> _INPUT FOR THIS TASK_

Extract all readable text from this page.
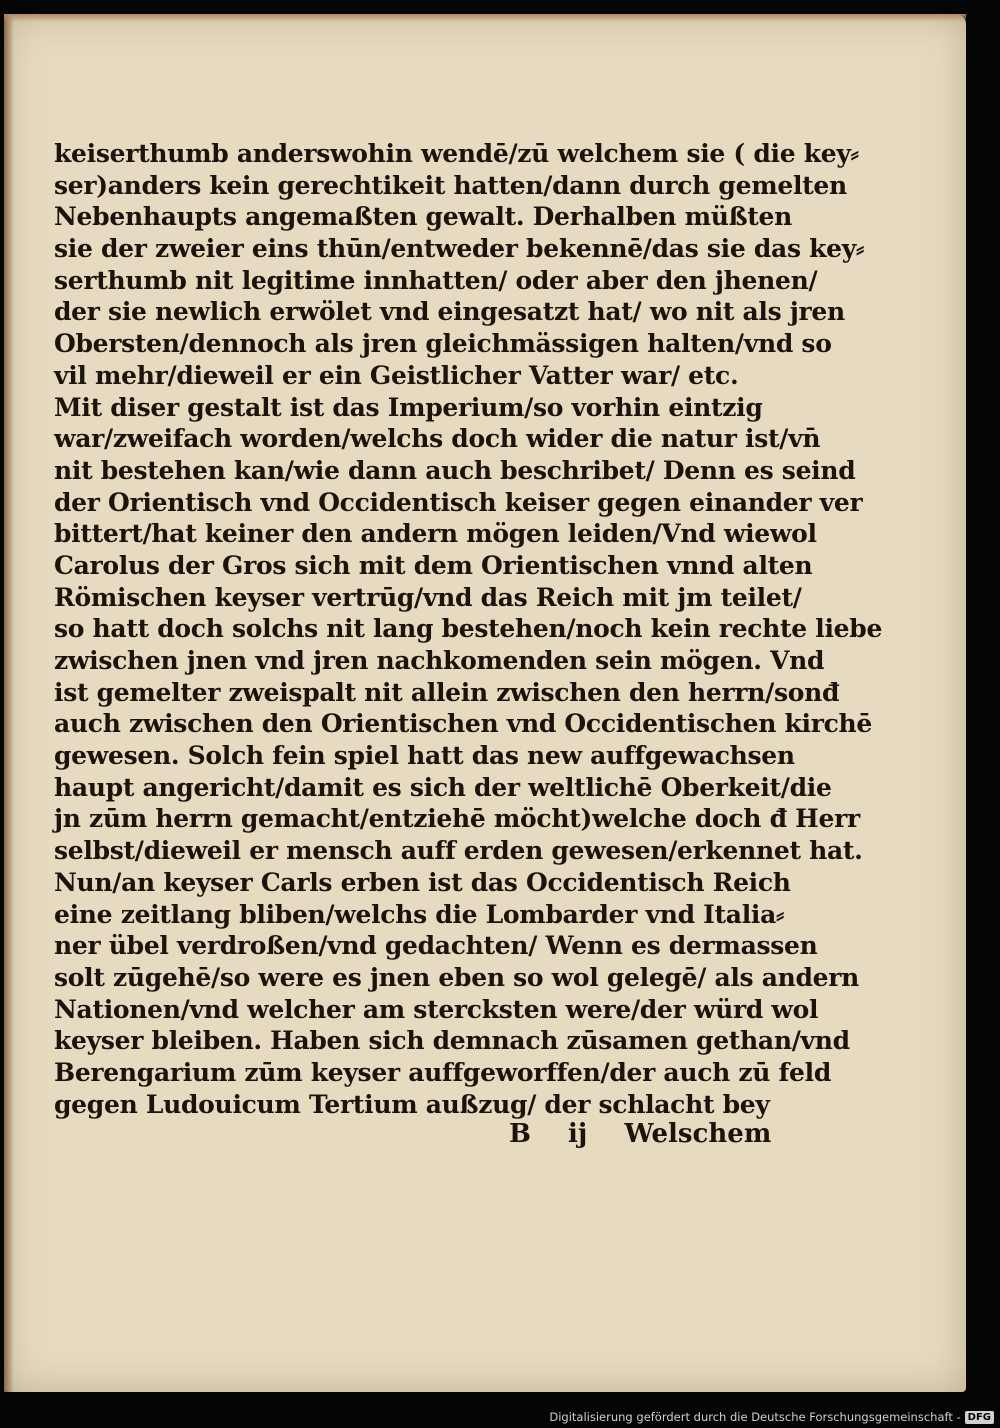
keiserthumb anderswohin wendē/zū welchem sie ( die key⸗
ser)anders kein gerechtikeit hatten/dann durch gemelten
Nebenhaupts angemaßten gewalt. Derhalben müßten
sie der zweier eins thūn/entweder bekennē/das sie das key⸗
serthumb nit legitime innhatten/ oder aber den jhenen/
der sie newlich erwölet vnd eingesatzt hat/ wo nit als jren
Obersten/dennoch als jren gleichmässigen halten/vnd so
vil mehr/dieweil er ein Geistlicher Vatter war/ etc.
Mit diser gestalt ist das Imperium/so vorhin eintzig
war/zweifach worden/welchs doch wider die natur ist/vn̄
nit bestehen kan/wie dann auch beschribet/ Denn es seind
der Orientisch vnd Occidentisch keiser gegen einander ver
bittert/hat keiner den andern mögen leiden/Vnd wiewol
Carolus der Gros sich mit dem Orientischen vnnd alten
Römischen keyser vertrūg/vnd das Reich mit jm teilet/
so hatt doch solchs nit lang bestehen/noch kein rechte liebe
zwischen jnen vnd jren nachkomenden sein mögen. Vnd
ist gemelter zweispalt nit allein zwischen den herrn/sonđ
auch zwischen den Orientischen vnd Occidentischen kirchē
gewesen. Solch fein spiel hatt das new auffgewachsen
haupt angericht/damit es sich der weltlichē Oberkeit/die
jn zūm herrn gemacht/entziehē möcht)welche doch đ Herr
selbst/dieweil er mensch auff erden gewesen/erkennet hat.
Nun/an keyser Carls erben ist das Occidentisch Reich
eine zeitlang bliben/welchs die Lombarder vnd Italia⸗
ner übel verdroßen/vnd gedachten/ Wenn es dermassen
solt zūgehē/so were es jnen eben so wol gelegē/ als andern
Nationen/vnd welcher am stercksten were/der würd wol
keyser bleiben. Haben sich demnach zūsamen gethan/vnd
Berengarium zūm keyser auffgeworffen/der auch zū feld
gegen Ludouicum Tertium außzug/ der schlacht bey
B ij Welschem
Digitalisierung gefördert durch die Deutsche Forschungsgemeinschaft - DFG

> _YOUR GOAL_
Look through the records above and report how many lines hold the word "keyser", giving only the number.

> _RESULT_
4